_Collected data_
* * *
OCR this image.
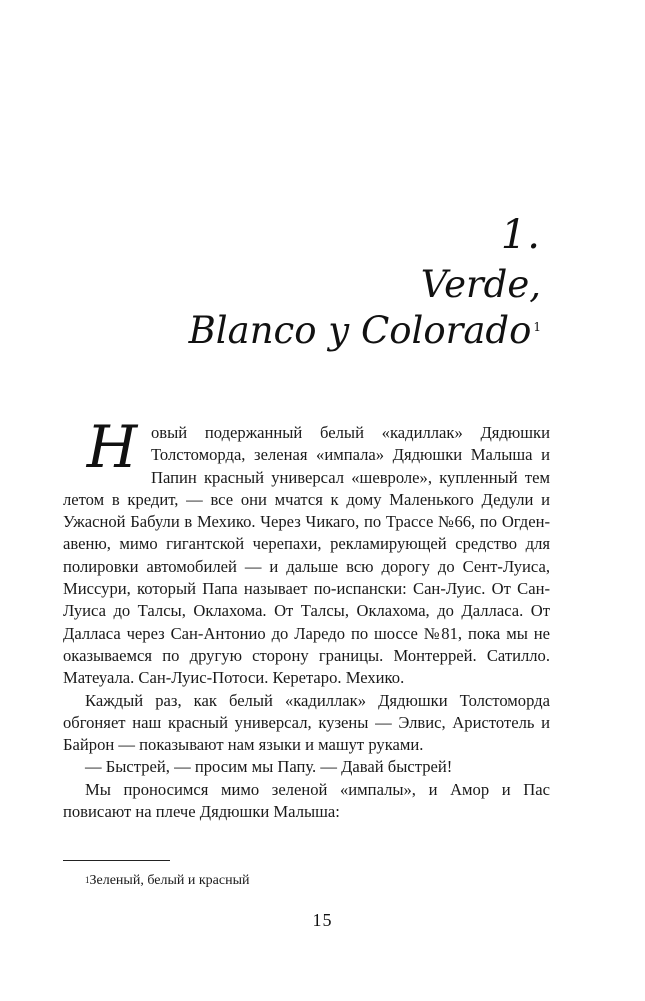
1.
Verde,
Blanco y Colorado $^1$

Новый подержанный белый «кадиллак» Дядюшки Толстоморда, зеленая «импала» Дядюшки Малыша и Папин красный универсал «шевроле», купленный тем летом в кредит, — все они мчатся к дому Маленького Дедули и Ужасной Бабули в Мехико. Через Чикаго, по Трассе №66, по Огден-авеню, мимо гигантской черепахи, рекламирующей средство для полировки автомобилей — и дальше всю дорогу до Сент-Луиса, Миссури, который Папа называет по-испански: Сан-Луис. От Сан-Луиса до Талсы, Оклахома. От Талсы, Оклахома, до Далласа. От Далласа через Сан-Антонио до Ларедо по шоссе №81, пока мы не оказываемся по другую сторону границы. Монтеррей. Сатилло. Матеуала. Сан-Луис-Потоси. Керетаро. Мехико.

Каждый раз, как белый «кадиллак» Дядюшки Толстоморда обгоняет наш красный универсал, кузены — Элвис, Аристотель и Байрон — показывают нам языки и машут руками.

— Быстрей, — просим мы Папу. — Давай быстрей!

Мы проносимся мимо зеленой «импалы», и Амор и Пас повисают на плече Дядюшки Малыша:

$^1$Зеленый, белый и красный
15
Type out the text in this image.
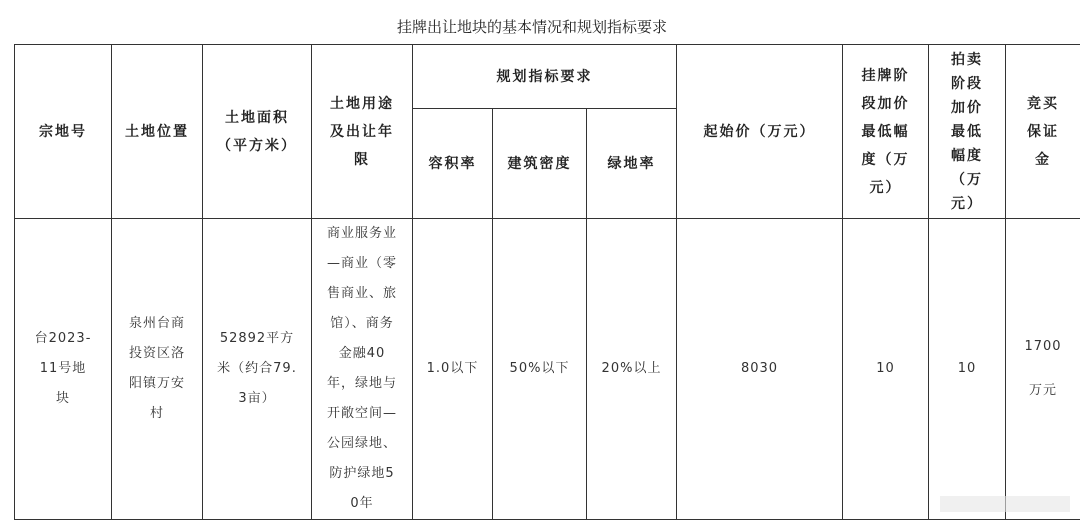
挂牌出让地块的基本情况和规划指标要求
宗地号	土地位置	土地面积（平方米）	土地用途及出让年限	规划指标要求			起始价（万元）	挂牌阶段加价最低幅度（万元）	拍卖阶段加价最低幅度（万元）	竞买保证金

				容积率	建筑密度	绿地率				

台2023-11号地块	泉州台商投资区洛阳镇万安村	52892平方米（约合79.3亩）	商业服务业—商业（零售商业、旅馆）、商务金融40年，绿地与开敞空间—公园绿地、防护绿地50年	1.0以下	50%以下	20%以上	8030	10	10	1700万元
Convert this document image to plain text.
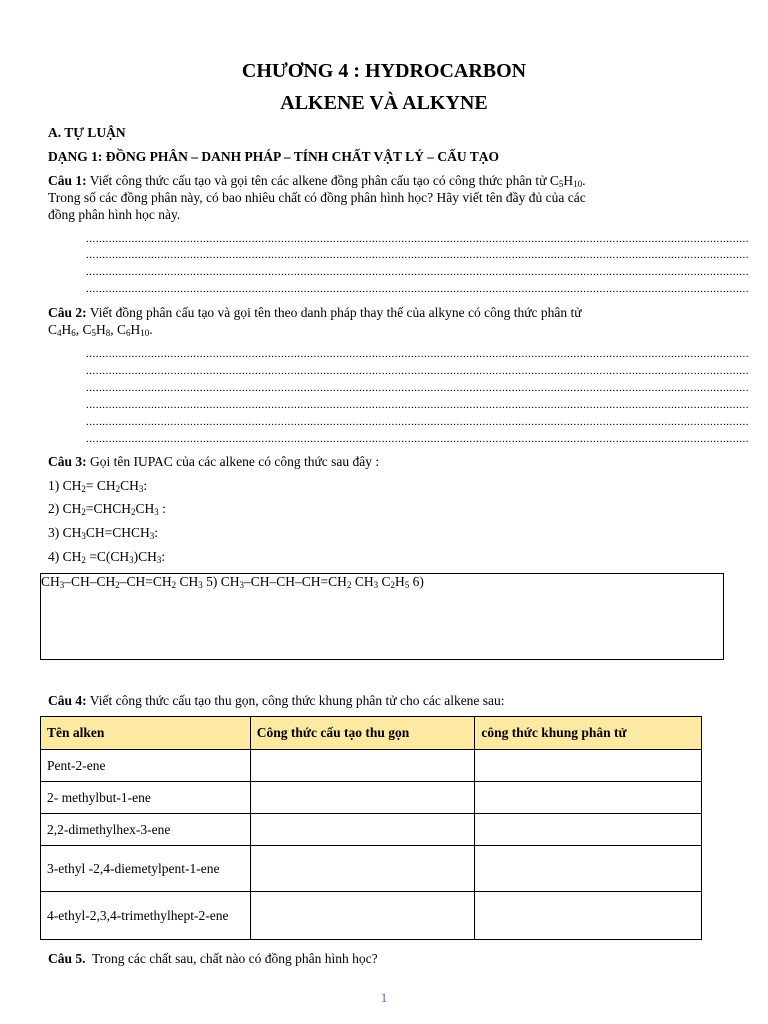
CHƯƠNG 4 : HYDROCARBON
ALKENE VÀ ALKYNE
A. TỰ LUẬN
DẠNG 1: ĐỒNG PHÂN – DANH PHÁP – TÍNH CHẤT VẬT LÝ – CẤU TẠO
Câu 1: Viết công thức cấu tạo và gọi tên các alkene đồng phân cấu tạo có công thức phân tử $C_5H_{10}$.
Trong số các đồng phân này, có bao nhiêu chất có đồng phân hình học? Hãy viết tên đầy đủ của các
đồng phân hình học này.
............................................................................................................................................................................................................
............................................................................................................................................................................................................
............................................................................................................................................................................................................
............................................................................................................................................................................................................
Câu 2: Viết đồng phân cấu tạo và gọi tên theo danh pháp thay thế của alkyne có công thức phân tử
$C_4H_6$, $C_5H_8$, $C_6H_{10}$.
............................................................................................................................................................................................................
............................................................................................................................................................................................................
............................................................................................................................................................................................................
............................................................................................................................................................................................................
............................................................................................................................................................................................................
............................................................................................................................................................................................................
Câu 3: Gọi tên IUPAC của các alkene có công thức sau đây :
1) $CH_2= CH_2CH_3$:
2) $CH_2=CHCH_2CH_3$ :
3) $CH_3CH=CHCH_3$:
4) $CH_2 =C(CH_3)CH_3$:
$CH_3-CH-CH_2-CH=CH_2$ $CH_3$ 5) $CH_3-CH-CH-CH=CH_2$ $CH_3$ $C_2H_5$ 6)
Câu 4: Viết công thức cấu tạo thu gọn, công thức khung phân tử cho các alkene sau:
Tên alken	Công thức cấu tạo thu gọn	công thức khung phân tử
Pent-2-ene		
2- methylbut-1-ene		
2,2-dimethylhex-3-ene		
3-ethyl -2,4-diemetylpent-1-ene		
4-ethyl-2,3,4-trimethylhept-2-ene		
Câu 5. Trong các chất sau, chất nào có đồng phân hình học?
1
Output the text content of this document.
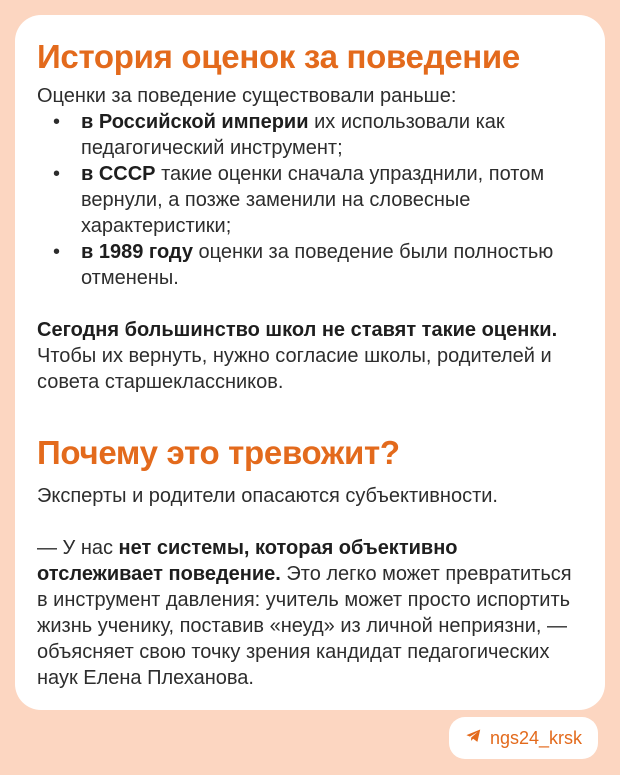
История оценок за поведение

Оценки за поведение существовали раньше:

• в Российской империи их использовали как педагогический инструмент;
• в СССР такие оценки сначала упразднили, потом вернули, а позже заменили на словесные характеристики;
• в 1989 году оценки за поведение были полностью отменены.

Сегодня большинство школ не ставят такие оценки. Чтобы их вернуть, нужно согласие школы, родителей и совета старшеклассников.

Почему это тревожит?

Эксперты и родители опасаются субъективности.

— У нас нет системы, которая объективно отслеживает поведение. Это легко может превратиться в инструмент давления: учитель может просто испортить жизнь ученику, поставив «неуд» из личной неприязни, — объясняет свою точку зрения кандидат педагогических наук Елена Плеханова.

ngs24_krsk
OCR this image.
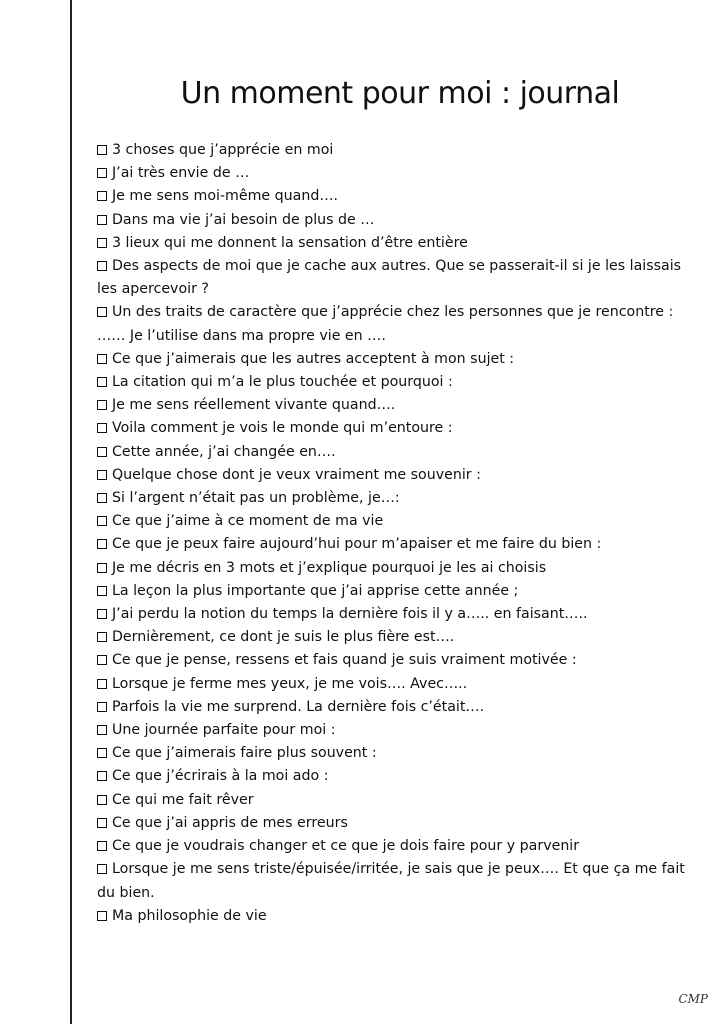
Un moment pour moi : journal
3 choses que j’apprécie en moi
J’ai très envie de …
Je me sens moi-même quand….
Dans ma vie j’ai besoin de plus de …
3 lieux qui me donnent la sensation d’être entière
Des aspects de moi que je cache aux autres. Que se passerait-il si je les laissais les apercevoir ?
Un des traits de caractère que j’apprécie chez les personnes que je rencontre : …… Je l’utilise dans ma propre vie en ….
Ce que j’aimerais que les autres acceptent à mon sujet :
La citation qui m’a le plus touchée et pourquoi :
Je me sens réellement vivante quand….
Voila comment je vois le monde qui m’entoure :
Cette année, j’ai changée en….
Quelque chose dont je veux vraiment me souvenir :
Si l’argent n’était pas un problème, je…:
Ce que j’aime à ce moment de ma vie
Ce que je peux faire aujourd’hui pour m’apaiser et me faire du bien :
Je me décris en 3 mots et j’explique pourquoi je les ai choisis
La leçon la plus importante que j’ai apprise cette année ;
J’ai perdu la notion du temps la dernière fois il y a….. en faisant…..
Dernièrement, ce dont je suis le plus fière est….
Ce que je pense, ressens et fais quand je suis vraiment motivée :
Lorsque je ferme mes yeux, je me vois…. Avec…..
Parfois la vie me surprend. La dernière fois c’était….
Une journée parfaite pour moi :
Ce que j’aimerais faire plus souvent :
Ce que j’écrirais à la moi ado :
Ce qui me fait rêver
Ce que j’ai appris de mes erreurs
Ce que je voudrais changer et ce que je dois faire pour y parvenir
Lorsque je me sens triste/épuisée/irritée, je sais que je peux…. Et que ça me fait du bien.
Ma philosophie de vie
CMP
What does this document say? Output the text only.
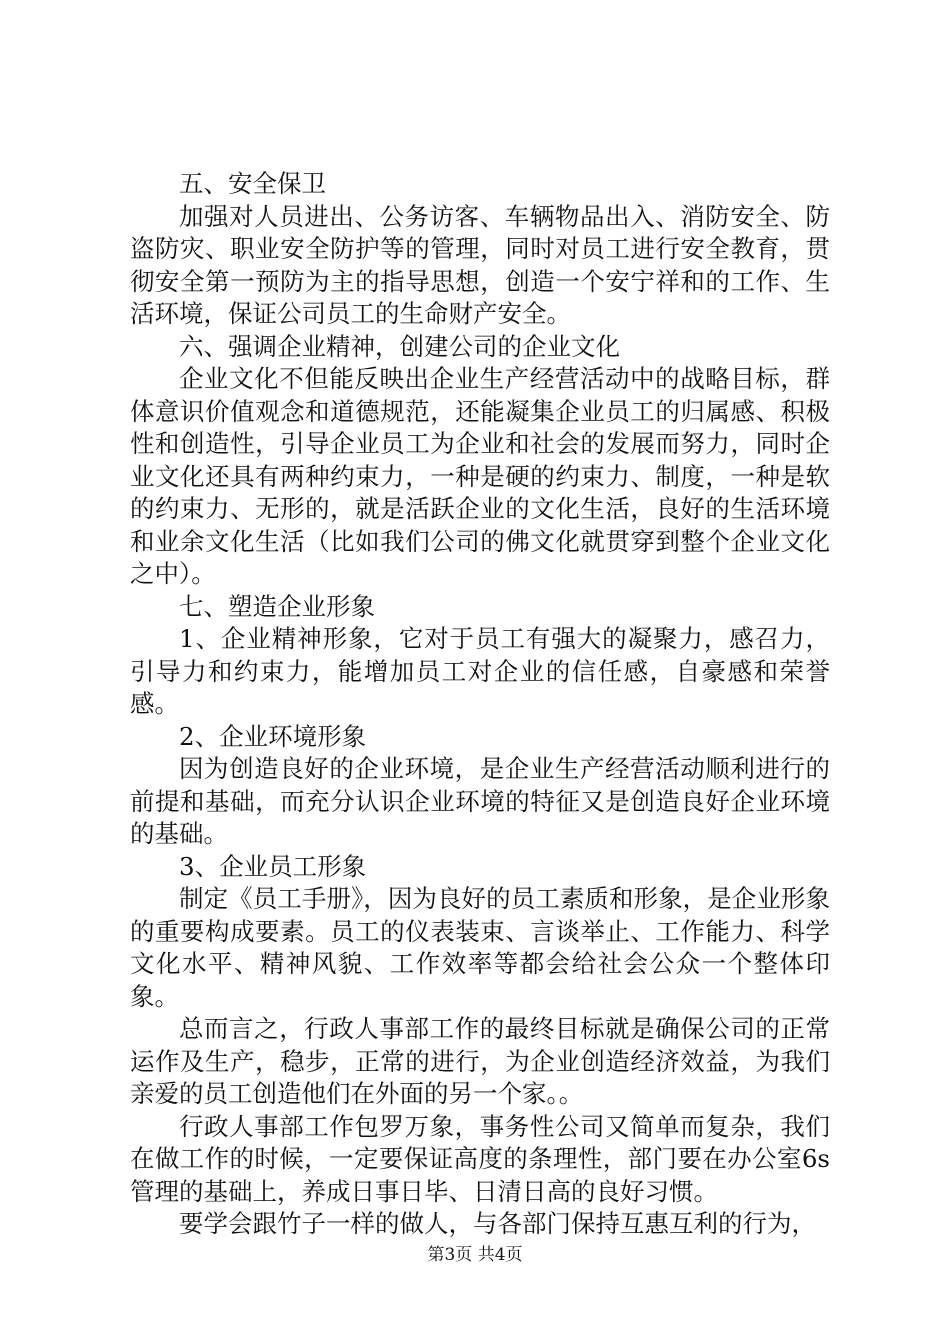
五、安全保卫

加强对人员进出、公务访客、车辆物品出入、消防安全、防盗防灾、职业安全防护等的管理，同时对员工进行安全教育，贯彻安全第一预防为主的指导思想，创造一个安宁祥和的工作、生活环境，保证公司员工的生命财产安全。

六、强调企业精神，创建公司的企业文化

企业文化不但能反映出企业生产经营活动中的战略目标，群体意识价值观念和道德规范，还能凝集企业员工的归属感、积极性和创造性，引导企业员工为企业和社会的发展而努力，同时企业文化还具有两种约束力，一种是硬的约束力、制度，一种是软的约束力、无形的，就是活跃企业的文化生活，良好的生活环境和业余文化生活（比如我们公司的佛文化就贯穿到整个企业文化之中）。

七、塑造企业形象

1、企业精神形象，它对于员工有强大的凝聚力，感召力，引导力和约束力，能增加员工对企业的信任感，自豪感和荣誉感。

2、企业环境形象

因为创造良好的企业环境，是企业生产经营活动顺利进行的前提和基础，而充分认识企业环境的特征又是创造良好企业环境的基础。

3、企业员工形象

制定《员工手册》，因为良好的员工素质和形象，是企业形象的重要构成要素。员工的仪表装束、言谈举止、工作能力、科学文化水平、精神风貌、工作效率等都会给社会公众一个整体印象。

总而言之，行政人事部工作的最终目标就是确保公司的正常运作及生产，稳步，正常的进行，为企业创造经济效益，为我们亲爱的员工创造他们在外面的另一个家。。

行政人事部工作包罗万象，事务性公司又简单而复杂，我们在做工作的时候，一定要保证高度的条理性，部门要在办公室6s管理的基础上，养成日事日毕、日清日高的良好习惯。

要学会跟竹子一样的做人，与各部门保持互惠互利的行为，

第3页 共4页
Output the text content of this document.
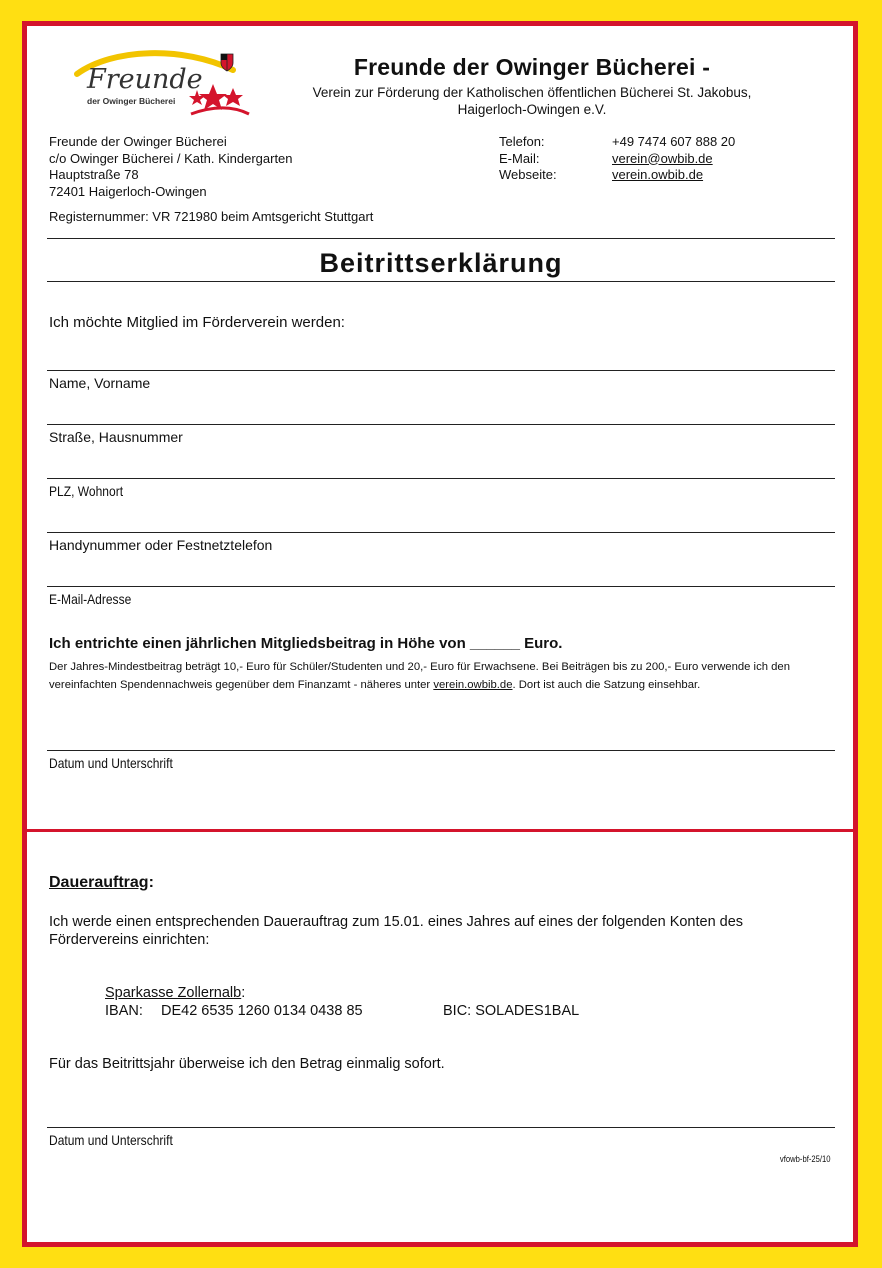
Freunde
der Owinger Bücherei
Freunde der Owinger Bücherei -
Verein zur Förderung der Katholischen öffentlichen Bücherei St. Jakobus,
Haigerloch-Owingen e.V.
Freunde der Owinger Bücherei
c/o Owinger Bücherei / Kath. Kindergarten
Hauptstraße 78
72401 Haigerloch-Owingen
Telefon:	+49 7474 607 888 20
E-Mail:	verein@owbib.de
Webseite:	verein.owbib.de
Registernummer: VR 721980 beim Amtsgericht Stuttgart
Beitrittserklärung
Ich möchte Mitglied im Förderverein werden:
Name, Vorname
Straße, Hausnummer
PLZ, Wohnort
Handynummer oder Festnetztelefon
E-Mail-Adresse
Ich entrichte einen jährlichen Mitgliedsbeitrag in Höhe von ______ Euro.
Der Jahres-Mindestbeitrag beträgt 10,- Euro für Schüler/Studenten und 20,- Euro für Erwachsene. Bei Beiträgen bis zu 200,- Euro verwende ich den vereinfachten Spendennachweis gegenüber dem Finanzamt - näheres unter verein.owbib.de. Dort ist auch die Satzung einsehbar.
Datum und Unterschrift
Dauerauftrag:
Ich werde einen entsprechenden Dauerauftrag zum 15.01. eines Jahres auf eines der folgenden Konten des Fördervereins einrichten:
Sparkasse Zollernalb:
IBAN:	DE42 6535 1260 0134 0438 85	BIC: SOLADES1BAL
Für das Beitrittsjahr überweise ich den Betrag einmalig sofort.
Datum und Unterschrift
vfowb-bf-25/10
* * *
Set out every line from the material that contains the string "document".

Convert this document image to plain text.
Output the text content of this document.
What does this document say? Output the text only.
Output the text content of this document.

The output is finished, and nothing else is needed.